── Dataset entries
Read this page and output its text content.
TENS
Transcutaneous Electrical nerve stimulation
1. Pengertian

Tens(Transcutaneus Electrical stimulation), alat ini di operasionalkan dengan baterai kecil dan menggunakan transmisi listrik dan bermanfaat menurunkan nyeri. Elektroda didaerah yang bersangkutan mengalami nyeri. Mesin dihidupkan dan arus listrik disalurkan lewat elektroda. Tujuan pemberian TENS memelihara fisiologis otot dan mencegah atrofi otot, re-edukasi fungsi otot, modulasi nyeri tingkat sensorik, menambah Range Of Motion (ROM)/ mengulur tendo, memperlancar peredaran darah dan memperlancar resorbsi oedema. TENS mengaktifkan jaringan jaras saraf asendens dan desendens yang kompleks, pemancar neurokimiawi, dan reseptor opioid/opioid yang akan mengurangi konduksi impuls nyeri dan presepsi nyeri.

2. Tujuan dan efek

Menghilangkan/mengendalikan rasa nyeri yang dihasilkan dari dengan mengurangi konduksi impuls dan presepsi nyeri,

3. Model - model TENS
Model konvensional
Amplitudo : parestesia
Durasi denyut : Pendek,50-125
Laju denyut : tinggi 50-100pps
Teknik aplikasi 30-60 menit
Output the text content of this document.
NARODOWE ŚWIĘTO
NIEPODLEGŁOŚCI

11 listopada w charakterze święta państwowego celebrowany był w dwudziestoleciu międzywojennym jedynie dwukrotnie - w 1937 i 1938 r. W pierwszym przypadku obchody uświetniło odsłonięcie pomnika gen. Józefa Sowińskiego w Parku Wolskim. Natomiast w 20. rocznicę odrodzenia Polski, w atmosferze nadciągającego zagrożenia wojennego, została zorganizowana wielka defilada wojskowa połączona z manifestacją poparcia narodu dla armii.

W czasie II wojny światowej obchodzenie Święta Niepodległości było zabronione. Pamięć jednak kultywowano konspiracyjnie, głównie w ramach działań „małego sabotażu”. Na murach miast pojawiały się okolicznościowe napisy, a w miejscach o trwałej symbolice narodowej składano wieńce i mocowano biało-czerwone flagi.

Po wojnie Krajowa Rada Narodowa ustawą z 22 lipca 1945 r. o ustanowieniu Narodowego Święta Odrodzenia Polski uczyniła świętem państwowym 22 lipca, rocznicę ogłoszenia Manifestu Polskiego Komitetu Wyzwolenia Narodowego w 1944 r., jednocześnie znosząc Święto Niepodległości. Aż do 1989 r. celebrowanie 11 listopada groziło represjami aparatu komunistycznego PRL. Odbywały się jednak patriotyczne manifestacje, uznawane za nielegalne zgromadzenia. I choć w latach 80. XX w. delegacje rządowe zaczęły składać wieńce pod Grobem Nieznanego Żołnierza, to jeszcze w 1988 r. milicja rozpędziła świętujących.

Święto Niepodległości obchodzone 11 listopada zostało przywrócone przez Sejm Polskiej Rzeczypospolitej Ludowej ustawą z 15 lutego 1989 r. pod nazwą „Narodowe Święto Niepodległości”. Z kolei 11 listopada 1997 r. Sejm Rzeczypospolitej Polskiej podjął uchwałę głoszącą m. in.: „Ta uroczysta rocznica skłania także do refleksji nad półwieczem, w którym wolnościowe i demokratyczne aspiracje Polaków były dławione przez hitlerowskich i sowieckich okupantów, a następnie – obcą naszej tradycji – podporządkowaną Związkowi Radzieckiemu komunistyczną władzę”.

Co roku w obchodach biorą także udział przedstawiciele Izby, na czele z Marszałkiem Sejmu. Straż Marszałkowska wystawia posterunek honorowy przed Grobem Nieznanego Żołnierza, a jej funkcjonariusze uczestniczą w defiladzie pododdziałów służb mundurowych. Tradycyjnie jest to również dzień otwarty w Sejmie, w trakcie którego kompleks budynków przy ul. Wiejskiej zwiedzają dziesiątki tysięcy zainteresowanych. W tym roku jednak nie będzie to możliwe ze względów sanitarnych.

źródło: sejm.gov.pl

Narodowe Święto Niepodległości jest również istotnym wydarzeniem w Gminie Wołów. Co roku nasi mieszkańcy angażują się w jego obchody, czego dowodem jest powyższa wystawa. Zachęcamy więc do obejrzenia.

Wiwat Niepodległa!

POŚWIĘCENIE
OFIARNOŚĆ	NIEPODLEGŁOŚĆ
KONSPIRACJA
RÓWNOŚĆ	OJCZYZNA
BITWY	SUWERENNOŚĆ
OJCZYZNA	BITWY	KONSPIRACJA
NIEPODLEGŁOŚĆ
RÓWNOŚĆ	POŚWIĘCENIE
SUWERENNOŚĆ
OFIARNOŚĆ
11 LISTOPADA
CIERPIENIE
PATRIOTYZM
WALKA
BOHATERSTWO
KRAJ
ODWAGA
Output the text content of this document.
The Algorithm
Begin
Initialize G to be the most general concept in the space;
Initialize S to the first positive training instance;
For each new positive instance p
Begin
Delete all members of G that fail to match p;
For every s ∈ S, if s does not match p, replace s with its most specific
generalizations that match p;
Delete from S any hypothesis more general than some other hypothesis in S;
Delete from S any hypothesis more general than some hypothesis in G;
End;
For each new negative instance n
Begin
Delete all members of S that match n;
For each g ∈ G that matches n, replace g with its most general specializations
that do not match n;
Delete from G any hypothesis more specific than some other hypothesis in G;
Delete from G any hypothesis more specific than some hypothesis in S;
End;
────
**Requirements**
Transcribe each entry precisely, missing none.

**Result for this exercise**
Read this page and output its text content.
TENS
Transcutaneous Electrical nerve stimulation
1. Pengertian

Tens(Transcutaneus Electrical stimulation), alat ini di operasionalkan dengan baterai kecil dan menggunakan transmisi listrik dan bermanfaat menurunkan nyeri. Elektroda didaerah yang bersangkutan mengalami nyeri. Mesin dihidupkan dan arus listrik disalurkan lewat elektroda. Tujuan pemberian TENS memelihara fisiologis otot dan mencegah atrofi otot, re-edukasi fungsi otot, modulasi nyeri tingkat sensorik, menambah Range Of Motion (ROM)/ mengulur tendo, memperlancar peredaran darah dan memperlancar resorbsi oedema. TENS mengaktifkan jaringan jaras saraf asendens dan desendens yang kompleks, pemancar neurokimiawi, dan reseptor opioid/opioid yang akan mengurangi konduksi impuls nyeri dan presepsi nyeri.

2. Tujuan dan efek

Menghilangkan/mengendalikan rasa nyeri yang dihasilkan dari dengan mengurangi konduksi impuls dan presepsi nyeri,

3. Model - model TENS
Model konvensional
Amplitudo : parestesia
Durasi denyut : Pendek,50-125
Laju denyut : tinggi 50-100pps
Teknik aplikasi 30-60 menit
Output the text content of this document.
NARODOWE ŚWIĘTO
NIEPODLEGŁOŚCI

11 listopada w charakterze święta państwowego celebrowany był w dwudziestoleciu międzywojennym jedynie dwukrotnie - w 1937 i 1938 r. W pierwszym przypadku obchody uświetniło odsłonięcie pomnika gen. Józefa Sowińskiego w Parku Wolskim. Natomiast w 20. rocznicę odrodzenia Polski, w atmosferze nadciągającego zagrożenia wojennego, została zorganizowana wielka defilada wojskowa połączona z manifestacją poparcia narodu dla armii.

W czasie II wojny światowej obchodzenie Święta Niepodległości było zabronione. Pamięć jednak kultywowano konspiracyjnie, głównie w ramach działań „małego sabotażu”. Na murach miast pojawiały się okolicznościowe napisy, a w miejscach o trwałej symbolice narodowej składano wieńce i mocowano biało-czerwone flagi.

Po wojnie Krajowa Rada Narodowa ustawą z 22 lipca 1945 r. o ustanowieniu Narodowego Święta Odrodzenia Polski uczyniła świętem państwowym 22 lipca, rocznicę ogłoszenia Manifestu Polskiego Komitetu Wyzwolenia Narodowego w 1944 r., jednocześnie znosząc Święto Niepodległości. Aż do 1989 r. celebrowanie 11 listopada groziło represjami aparatu komunistycznego PRL. Odbywały się jednak patriotyczne manifestacje, uznawane za nielegalne zgromadzenia. I choć w latach 80. XX w. delegacje rządowe zaczęły składać wieńce pod Grobem Nieznanego Żołnierza, to jeszcze w 1988 r. milicja rozpędziła świętujących.

Święto Niepodległości obchodzone 11 listopada zostało przywrócone przez Sejm Polskiej Rzeczypospolitej Ludowej ustawą z 15 lutego 1989 r. pod nazwą „Narodowe Święto Niepodległości”. Z kolei 11 listopada 1997 r. Sejm Rzeczypospolitej Polskiej podjął uchwałę głoszącą m. in.: „Ta uroczysta rocznica skłania także do refleksji nad półwieczem, w którym wolnościowe i demokratyczne aspiracje Polaków były dławione przez hitlerowskich i sowieckich okupantów, a następnie – obcą naszej tradycji – podporządkowaną Związkowi Radzieckiemu komunistyczną władzę”.

Co roku w obchodach biorą także udział przedstawiciele Izby, na czele z Marszałkiem Sejmu. Straż Marszałkowska wystawia posterunek honorowy przed Grobem Nieznanego Żołnierza, a jej funkcjonariusze uczestniczą w defiladzie pododdziałów służb mundurowych. Tradycyjnie jest to również dzień otwarty w Sejmie, w trakcie którego kompleks budynków przy ul. Wiejskiej zwiedzają dziesiątki tysięcy zainteresowanych. W tym roku jednak nie będzie to możliwe ze względów sanitarnych.

źródło: sejm.gov.pl

Narodowe Święto Niepodległości jest również istotnym wydarzeniem w Gminie Wołów. Co roku nasi mieszkańcy angażują się w jego obchody, czego dowodem jest powyższa wystawa. Zachęcamy więc do obejrzenia.

Wiwat Niepodległa!

POŚWIĘCENIE
OFIARNOŚĆ	NIEPODLEGŁOŚĆ
KONSPIRACJA
RÓWNOŚĆ	OJCZYZNA
BITWY	SUWERENNOŚĆ
OJCZYZNA	BITWY	KONSPIRACJA
NIEPODLEGŁOŚĆ
RÓWNOŚĆ	POŚWIĘCENIE
SUWERENNOŚĆ
OFIARNOŚĆ
11 LISTOPADA
CIERPIENIE
PATRIOTYZM
WALKA
BOHATERSTWO
KRAJ
ODWAGA
Output the text content of this document.
The Algorithm
Begin
Initialize G to be the most general concept in the space;
Initialize S to the first positive training instance;
For each new positive instance p
Begin
Delete all members of G that fail to match p;
For every s ∈ S, if s does not match p, replace s with its most specific
generalizations that match p;
Delete from S any hypothesis more general than some other hypothesis in S;
Delete from S any hypothesis more general than some hypothesis in G;
End;
For each new negative instance n
Begin
Delete all members of S that match n;
For each g ∈ G that matches n, replace g with its most general specializations
that do not match n;
Delete from G any hypothesis more specific than some other hypothesis in G;
Delete from G any hypothesis more specific than some hypothesis in S;
End;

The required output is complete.